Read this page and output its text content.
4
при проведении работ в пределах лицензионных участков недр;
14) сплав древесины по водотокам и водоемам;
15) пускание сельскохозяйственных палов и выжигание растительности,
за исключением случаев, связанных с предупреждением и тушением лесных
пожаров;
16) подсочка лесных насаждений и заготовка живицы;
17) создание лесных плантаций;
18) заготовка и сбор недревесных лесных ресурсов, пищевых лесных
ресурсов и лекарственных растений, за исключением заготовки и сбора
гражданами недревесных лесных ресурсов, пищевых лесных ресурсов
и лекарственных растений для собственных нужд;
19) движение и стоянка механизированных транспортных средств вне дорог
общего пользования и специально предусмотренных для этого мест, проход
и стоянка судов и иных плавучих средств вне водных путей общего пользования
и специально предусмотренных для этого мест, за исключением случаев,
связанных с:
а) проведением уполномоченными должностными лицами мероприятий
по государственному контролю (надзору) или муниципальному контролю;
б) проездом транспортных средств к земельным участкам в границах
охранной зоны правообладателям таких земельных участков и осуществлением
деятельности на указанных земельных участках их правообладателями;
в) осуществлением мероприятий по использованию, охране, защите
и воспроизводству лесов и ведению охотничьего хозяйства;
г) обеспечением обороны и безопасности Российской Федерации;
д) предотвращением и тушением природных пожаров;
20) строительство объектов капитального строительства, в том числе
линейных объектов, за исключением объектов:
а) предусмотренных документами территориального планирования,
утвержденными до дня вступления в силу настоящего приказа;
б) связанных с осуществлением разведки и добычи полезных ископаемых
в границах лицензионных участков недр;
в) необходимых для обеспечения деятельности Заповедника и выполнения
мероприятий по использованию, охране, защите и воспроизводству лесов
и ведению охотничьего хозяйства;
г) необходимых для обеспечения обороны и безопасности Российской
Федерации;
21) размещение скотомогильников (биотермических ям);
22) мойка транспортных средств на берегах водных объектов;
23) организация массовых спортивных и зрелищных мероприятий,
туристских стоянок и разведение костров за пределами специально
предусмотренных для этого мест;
- - - - - - -
State only the number of lines in these entries that contain "общего".

2